┌──

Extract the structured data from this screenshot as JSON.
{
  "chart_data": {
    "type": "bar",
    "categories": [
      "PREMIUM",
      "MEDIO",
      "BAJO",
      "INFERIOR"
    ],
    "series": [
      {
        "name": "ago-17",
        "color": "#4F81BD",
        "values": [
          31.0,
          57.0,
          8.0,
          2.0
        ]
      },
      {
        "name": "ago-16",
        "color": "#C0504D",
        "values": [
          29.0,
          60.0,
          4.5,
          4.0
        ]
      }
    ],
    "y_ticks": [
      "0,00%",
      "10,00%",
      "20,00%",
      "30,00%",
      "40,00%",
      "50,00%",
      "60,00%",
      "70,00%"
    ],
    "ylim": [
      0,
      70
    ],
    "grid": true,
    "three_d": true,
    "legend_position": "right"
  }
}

└──

§ EXERCISE GOAL: Repeat all the records. Match each line exactly.

§ EXPECTED ANSWER:
Extract the structured data from this screenshot as JSON.
{
  "chart_data": {
    "type": "bar",
    "categories": [
      "PREMIUM",
      "MEDIO",
      "BAJO",
      "INFERIOR"
    ],
    "series": [
      {
        "name": "ago-17",
        "color": "#4F81BD",
        "values": [
          31.0,
          57.0,
          8.0,
          2.0
        ]
      },
      {
        "name": "ago-16",
        "color": "#C0504D",
        "values": [
          29.0,
          60.0,
          4.5,
          4.0
        ]
      }
    ],
    "y_ticks": [
      "0,00%",
      "10,00%",
      "20,00%",
      "30,00%",
      "40,00%",
      "50,00%",
      "60,00%",
      "70,00%"
    ],
    "ylim": [
      0,
      70
    ],
    "grid": true,
    "three_d": true,
    "legend_position": "right"
  }
}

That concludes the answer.